Aim of the task
Track down every line below that holds "PIXUS" and copy it.

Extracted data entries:

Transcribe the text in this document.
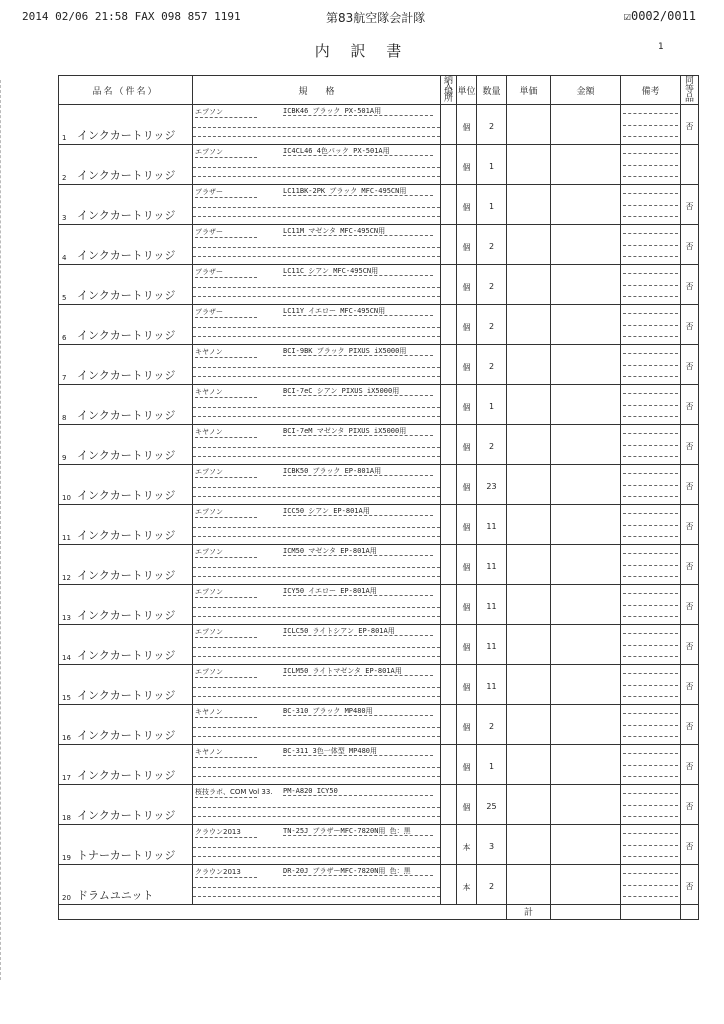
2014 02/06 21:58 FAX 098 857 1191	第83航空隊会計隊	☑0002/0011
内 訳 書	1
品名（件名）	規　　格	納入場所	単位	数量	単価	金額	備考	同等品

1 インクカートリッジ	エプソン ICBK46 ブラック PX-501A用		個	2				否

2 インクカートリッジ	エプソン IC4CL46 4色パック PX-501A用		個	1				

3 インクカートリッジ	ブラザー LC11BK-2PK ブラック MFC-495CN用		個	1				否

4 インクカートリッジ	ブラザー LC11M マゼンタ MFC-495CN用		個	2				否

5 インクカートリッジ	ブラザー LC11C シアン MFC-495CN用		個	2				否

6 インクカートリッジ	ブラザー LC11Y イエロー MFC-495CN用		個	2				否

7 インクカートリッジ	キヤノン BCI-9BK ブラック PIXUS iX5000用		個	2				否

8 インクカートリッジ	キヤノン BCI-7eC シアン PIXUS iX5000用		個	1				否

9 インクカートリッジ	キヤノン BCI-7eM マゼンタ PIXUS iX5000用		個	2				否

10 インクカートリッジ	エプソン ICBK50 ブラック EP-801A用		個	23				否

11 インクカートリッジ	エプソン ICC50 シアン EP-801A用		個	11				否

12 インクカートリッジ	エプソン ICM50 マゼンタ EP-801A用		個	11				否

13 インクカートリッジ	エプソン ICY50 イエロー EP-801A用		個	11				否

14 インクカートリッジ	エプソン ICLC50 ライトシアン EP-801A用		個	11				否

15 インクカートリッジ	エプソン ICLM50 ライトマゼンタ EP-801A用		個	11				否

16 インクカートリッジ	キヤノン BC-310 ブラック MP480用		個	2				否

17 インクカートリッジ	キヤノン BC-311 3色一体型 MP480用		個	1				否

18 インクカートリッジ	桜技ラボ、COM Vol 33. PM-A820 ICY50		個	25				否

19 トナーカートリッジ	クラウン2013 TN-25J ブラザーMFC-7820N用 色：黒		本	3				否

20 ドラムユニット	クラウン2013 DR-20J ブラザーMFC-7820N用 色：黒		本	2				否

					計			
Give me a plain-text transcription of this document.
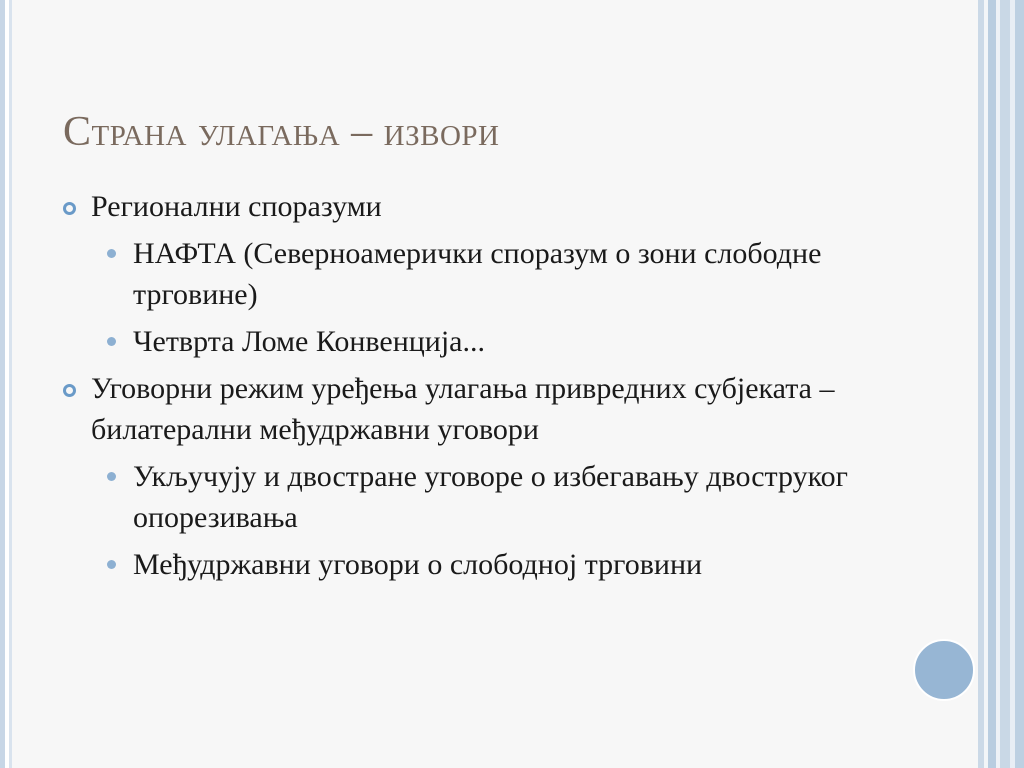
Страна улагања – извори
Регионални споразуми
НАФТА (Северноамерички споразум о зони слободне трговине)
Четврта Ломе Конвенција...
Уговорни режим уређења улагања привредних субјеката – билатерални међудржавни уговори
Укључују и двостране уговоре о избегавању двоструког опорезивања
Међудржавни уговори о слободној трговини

Task solution
7 インクカートリッジ	キヤノン BCI-9BK ブラック PIXUS iX5000用		個	2				否
8 インクカートリッジ	キヤノン BCI-7eC シアン PIXUS iX5000用		個	1				否
9 インクカートリッジ	キヤノン BCI-7eM マゼンタ PIXUS iX5000用		個	2				否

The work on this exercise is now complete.